**Exercise description:**
Please output the records below in full, exactly as given, but without the images.

[Items listed in a dataset]
|---|

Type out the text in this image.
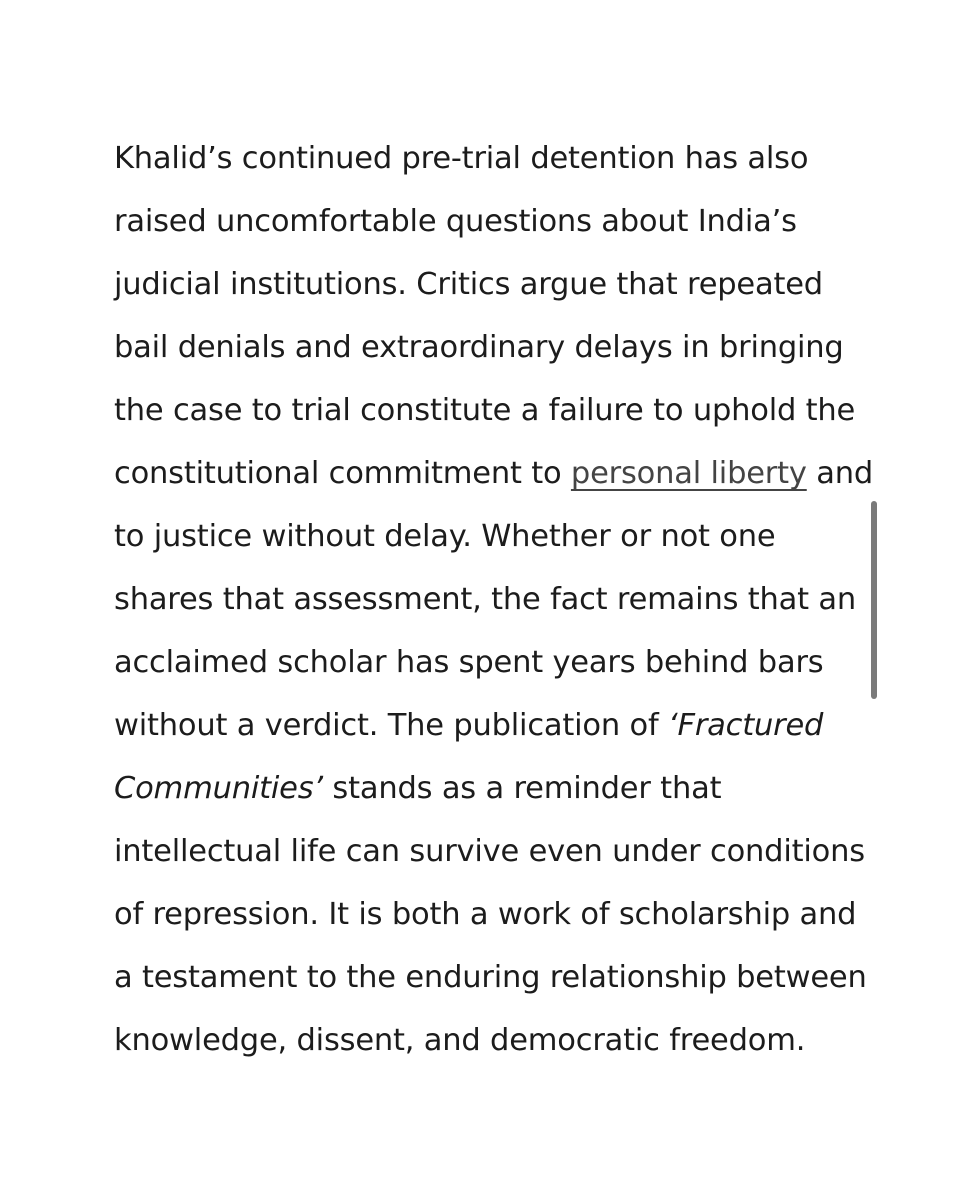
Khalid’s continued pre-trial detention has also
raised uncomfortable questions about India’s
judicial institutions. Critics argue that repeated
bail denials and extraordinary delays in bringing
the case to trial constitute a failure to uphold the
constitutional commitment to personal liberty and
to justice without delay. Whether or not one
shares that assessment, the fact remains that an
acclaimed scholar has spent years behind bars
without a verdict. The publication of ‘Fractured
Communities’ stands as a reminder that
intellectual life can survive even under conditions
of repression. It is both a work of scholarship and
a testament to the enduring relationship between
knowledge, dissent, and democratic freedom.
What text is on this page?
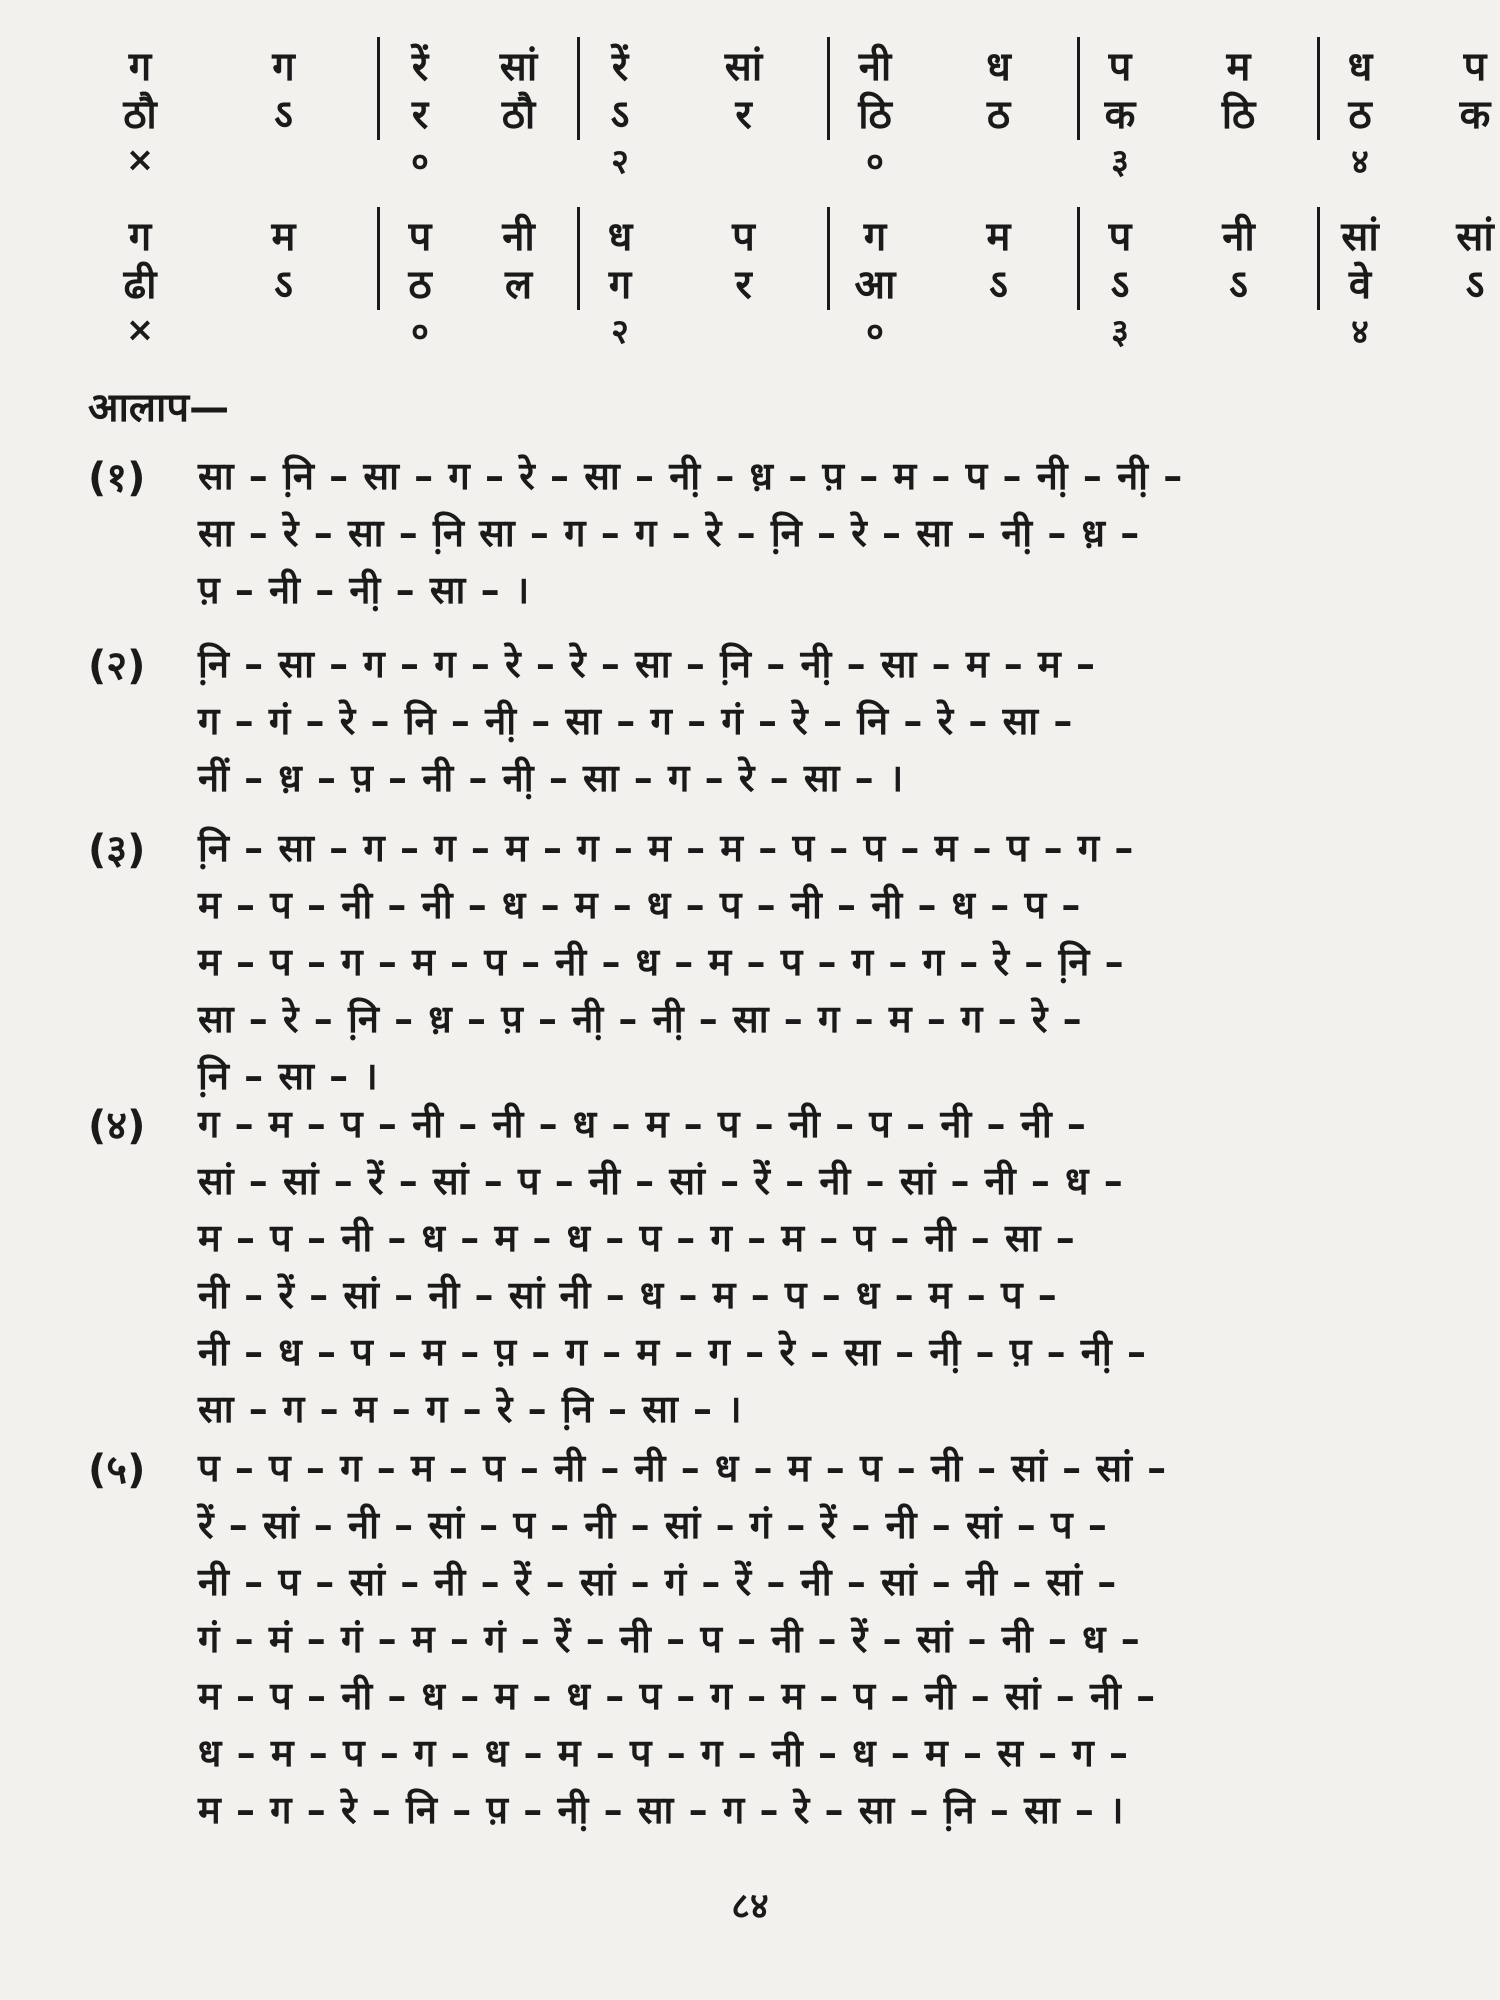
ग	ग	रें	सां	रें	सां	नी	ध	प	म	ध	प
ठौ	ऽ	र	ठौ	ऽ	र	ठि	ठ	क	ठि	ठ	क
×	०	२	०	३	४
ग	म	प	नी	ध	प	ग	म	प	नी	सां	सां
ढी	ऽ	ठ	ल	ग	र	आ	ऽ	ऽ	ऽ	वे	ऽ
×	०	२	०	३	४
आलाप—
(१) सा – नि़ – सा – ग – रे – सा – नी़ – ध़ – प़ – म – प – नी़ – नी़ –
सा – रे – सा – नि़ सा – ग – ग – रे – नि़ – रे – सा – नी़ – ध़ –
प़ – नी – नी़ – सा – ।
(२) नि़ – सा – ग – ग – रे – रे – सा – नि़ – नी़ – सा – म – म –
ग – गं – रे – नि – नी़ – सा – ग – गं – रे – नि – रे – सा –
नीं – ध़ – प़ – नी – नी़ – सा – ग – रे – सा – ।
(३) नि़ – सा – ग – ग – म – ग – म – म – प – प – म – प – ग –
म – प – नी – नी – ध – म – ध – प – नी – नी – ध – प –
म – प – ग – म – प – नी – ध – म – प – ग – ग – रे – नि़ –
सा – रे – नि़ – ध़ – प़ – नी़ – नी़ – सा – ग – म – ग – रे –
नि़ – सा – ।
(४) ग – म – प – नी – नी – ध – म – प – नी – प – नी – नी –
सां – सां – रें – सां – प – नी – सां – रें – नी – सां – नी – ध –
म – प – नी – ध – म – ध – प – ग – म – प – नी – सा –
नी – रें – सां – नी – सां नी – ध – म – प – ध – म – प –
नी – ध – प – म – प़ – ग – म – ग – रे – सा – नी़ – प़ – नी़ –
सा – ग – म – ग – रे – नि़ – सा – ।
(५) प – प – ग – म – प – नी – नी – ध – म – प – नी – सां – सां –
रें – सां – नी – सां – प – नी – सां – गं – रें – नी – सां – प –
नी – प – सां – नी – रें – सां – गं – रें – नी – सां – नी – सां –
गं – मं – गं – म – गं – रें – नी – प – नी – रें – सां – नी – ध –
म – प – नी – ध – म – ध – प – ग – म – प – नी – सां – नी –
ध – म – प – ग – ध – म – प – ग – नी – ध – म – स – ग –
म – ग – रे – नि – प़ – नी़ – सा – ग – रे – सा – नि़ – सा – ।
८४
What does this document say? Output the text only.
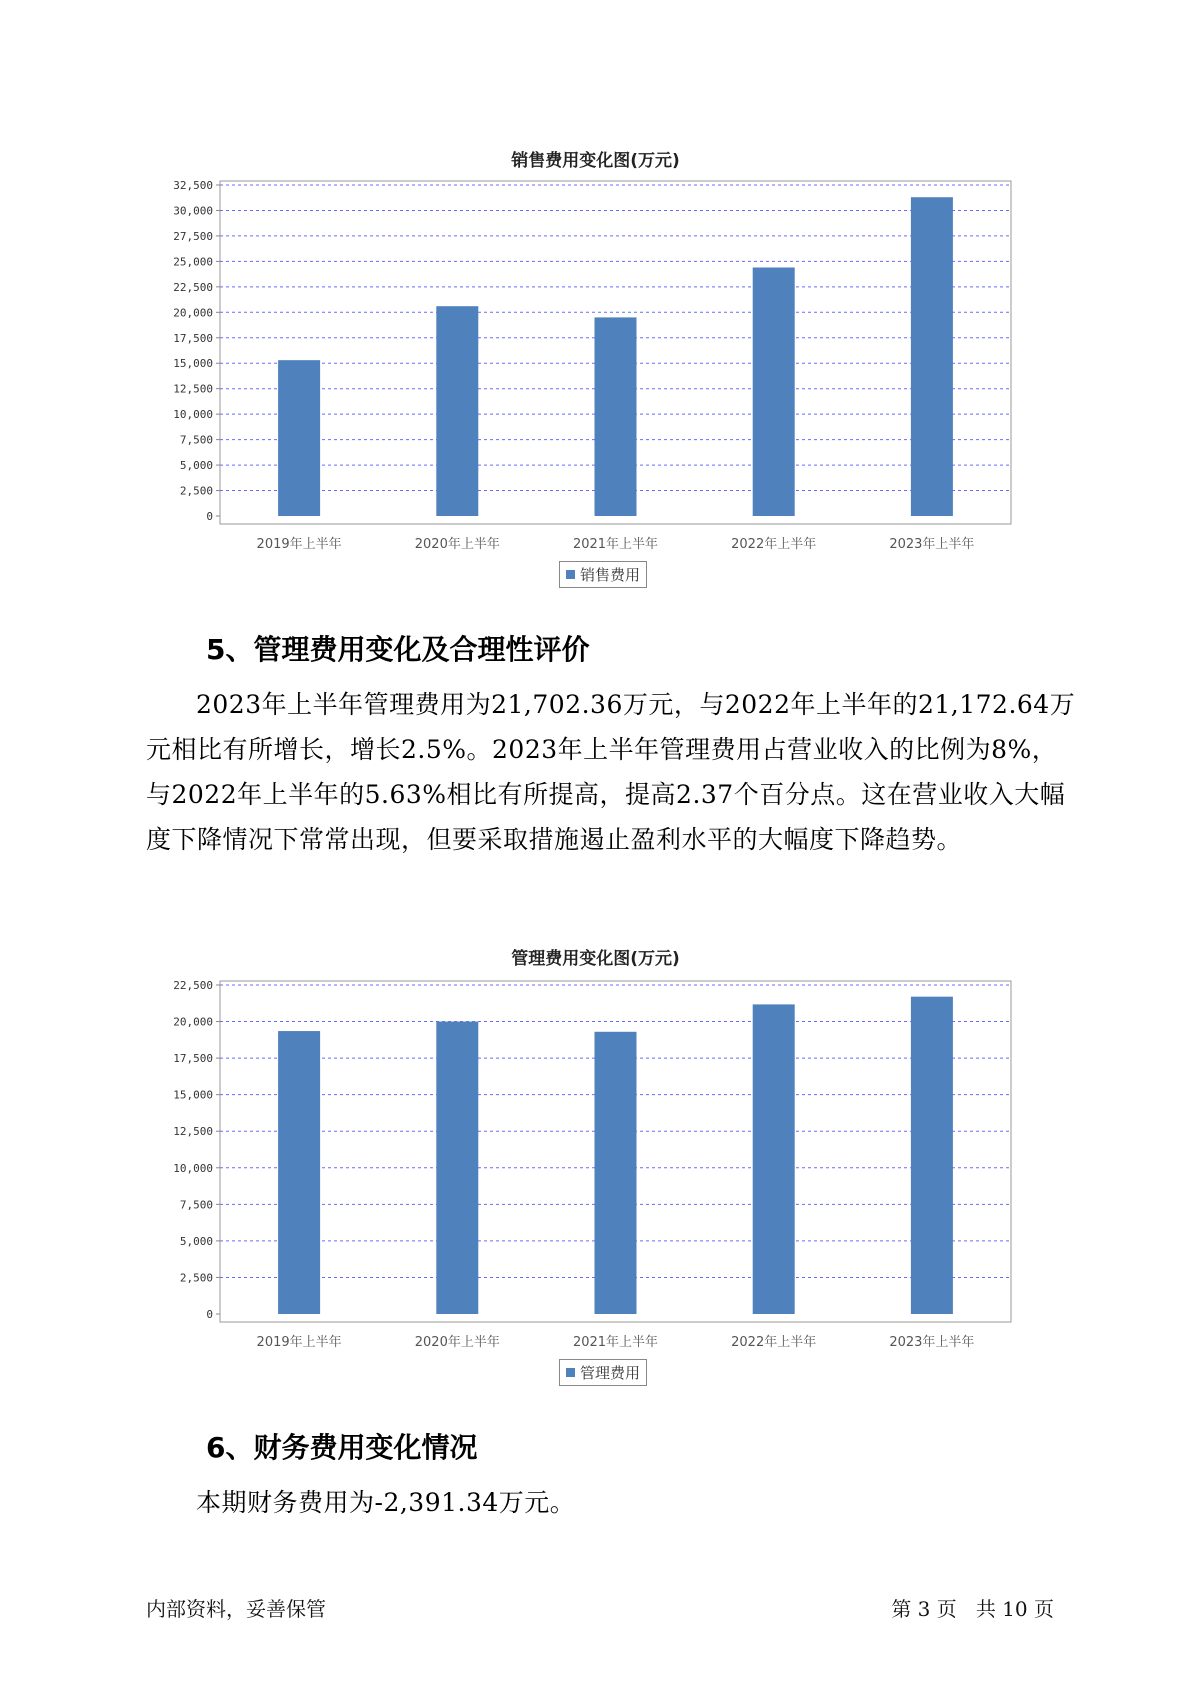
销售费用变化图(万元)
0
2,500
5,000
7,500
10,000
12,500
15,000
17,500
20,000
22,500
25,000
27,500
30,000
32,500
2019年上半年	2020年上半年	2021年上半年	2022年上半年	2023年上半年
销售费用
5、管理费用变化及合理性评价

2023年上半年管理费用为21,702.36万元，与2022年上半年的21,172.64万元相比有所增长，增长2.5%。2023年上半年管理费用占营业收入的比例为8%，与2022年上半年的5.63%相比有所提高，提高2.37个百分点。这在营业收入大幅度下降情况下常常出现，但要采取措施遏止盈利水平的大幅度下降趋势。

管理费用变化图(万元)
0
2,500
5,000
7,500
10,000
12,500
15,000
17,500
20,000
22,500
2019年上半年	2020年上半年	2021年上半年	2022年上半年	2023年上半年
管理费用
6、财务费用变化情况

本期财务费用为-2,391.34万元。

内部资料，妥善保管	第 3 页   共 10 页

|---|

**The completed task:**
Type out the text in this image.
Khalid’s continued pre-trial detention has also
raised uncomfortable questions about India’s
judicial institutions. Critics argue that repeated
bail denials and extraordinary delays in bringing
the case to trial constitute a failure to uphold the
constitutional commitment to personal liberty and
to justice without delay. Whether or not one
shares that assessment, the fact remains that an
acclaimed scholar has spent years behind bars
without a verdict. The publication of ‘Fractured
Communities’ stands as a reminder that
intellectual life can survive even under conditions
of repression. It is both a work of scholarship and
a testament to the enduring relationship between
knowledge, dissent, and democratic freedom.
What text is on this page?
ग	ग	रें	सां	रें	सां	नी	ध	प	म	ध	प
ठौ	ऽ	र	ठौ	ऽ	र	ठि	ठ	क	ठि	ठ	क
×	०	२	०	३	४
ग	म	प	नी	ध	प	ग	म	प	नी	सां	सां
ढी	ऽ	ठ	ल	ग	र	आ	ऽ	ऽ	ऽ	वे	ऽ
×	०	२	०	३	४
आलाप—
(१) सा – नि़ – सा – ग – रे – सा – नी़ – ध़ – प़ – म – प – नी़ – नी़ –
सा – रे – सा – नि़ सा – ग – ग – रे – नि़ – रे – सा – नी़ – ध़ –
प़ – नी – नी़ – सा – ।
(२) नि़ – सा – ग – ग – रे – रे – सा – नि़ – नी़ – सा – म – म –
ग – गं – रे – नि – नी़ – सा – ग – गं – रे – नि – रे – सा –
नीं – ध़ – प़ – नी – नी़ – सा – ग – रे – सा – ।
(३) नि़ – सा – ग – ग – म – ग – म – म – प – प – म – प – ग –
म – प – नी – नी – ध – म – ध – प – नी – नी – ध – प –
म – प – ग – म – प – नी – ध – म – प – ग – ग – रे – नि़ –
सा – रे – नि़ – ध़ – प़ – नी़ – नी़ – सा – ग – म – ग – रे –
नि़ – सा – ।
(४) ग – म – प – नी – नी – ध – म – प – नी – प – नी – नी –
सां – सां – रें – सां – प – नी – सां – रें – नी – सां – नी – ध –
म – प – नी – ध – म – ध – प – ग – म – प – नी – सा –
नी – रें – सां – नी – सां नी – ध – म – प – ध – म – प –
नी – ध – प – म – प़ – ग – म – ग – रे – सा – नी़ – प़ – नी़ –
सा – ग – म – ग – रे – नि़ – सा – ।
(५) प – प – ग – म – प – नी – नी – ध – म – प – नी – सां – सां –
रें – सां – नी – सां – प – नी – सां – गं – रें – नी – सां – प –
नी – प – सां – नी – रें – सां – गं – रें – नी – सां – नी – सां –
गं – मं – गं – म – गं – रें – नी – प – नी – रें – सां – नी – ध –
म – प – नी – ध – म – ध – प – ग – म – प – नी – सां – नी –
ध – म – प – ग – ध – म – प – ग – नी – ध – म – स – ग –
म – ग – रे – नि – प़ – नी़ – सा – ग – रे – सा – नि़ – सा – ।
८४
What does this document say? Output the text only.
销售费用变化图(万元)
0
2,500
5,000
7,500
10,000
12,500
15,000
17,500
20,000
22,500
25,000
27,500
30,000
32,500
2019年上半年	2020年上半年	2021年上半年	2022年上半年	2023年上半年
销售费用
5、管理费用变化及合理性评价

2023年上半年管理费用为21,702.36万元，与2022年上半年的21,172.64万元相比有所增长，增长2.5%。2023年上半年管理费用占营业收入的比例为8%，与2022年上半年的5.63%相比有所提高，提高2.37个百分点。这在营业收入大幅度下降情况下常常出现，但要采取措施遏止盈利水平的大幅度下降趋势。

管理费用变化图(万元)
0
2,500
5,000
7,500
10,000
12,500
15,000
17,500
20,000
22,500
2019年上半年	2020年上半年	2021年上半年	2022年上半年	2023年上半年
管理费用
6、财务费用变化情况

本期财务费用为-2,391.34万元。

内部资料，妥善保管	第 3 页   共 10 页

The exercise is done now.